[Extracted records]
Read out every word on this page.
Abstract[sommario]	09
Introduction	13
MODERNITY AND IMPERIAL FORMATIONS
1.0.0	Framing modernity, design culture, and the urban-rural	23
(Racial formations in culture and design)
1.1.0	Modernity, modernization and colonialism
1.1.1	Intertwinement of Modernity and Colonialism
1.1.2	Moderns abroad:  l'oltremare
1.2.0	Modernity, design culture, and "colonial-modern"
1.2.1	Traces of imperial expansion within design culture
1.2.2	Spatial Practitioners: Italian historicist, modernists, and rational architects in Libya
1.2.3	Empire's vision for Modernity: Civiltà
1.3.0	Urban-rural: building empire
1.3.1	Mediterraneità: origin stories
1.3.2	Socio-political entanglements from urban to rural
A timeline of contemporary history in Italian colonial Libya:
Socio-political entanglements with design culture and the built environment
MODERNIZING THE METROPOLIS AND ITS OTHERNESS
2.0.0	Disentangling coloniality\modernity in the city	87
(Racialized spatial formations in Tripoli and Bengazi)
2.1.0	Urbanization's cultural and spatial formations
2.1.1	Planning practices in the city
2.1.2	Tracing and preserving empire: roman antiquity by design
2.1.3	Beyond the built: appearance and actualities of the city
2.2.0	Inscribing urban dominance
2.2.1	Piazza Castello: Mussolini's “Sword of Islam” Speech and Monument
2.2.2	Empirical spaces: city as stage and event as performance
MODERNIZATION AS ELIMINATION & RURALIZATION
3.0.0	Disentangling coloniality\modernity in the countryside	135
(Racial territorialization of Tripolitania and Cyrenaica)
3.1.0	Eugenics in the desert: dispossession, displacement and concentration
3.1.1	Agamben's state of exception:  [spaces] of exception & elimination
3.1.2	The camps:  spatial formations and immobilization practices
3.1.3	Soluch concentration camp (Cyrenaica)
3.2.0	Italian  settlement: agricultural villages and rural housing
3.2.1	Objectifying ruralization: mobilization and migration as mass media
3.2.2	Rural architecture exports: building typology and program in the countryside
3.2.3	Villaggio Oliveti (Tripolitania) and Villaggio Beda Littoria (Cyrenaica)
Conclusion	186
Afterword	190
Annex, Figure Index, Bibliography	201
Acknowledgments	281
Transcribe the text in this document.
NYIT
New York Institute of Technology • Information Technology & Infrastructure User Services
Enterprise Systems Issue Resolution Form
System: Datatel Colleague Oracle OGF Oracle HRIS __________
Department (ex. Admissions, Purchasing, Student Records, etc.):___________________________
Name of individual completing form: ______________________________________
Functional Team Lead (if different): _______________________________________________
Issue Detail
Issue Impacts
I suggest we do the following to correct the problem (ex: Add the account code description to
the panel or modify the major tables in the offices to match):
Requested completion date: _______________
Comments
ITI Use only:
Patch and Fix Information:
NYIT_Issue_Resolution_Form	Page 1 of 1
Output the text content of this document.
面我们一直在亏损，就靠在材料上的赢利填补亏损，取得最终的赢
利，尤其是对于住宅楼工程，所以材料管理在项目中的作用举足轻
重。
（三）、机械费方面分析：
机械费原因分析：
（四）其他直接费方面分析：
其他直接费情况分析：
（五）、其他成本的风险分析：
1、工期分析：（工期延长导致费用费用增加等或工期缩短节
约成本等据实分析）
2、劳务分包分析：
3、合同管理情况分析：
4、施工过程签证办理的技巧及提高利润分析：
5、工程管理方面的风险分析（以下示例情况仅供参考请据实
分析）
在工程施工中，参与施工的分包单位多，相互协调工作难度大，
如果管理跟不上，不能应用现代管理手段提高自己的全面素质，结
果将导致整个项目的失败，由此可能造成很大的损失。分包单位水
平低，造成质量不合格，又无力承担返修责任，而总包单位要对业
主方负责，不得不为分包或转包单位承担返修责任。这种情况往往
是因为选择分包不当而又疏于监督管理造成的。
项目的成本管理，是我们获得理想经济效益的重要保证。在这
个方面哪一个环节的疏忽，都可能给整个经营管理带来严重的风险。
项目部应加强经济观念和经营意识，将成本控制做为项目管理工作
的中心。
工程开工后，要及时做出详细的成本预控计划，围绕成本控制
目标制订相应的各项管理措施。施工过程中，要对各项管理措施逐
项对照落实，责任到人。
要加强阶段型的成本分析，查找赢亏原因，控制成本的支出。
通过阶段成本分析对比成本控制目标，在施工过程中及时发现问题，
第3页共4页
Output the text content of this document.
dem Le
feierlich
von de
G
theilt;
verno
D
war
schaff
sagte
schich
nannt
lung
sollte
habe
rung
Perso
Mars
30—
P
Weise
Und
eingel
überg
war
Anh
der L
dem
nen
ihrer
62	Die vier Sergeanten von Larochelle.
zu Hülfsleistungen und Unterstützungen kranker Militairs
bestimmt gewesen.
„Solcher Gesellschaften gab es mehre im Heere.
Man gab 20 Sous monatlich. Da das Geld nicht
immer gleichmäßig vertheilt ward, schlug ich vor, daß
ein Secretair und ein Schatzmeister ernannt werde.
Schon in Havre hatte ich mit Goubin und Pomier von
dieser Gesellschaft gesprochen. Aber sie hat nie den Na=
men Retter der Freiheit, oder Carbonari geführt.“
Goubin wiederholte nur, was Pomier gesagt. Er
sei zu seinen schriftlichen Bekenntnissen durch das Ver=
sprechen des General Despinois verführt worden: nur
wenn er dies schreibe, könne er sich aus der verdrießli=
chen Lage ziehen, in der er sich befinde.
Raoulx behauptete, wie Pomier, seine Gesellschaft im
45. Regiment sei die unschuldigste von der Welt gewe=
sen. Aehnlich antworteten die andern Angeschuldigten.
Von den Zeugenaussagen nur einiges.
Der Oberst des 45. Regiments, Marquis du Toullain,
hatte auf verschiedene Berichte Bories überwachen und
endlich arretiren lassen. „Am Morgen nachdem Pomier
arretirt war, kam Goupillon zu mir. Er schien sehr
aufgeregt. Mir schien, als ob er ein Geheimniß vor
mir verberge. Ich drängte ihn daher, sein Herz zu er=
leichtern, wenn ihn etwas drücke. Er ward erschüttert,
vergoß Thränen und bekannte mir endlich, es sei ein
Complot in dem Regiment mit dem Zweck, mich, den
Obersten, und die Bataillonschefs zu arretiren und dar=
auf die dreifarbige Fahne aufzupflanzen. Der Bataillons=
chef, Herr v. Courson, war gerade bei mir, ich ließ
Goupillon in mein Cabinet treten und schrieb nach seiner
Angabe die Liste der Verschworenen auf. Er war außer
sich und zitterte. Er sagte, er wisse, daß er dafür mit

**What to work on**
Collect from the data above every line that includes "hatte".

**Answer to this task**
Schon in Havre hatte ich mit Goubin und Pomier von
hatte auf verschiedene Berichte Bories überwachen und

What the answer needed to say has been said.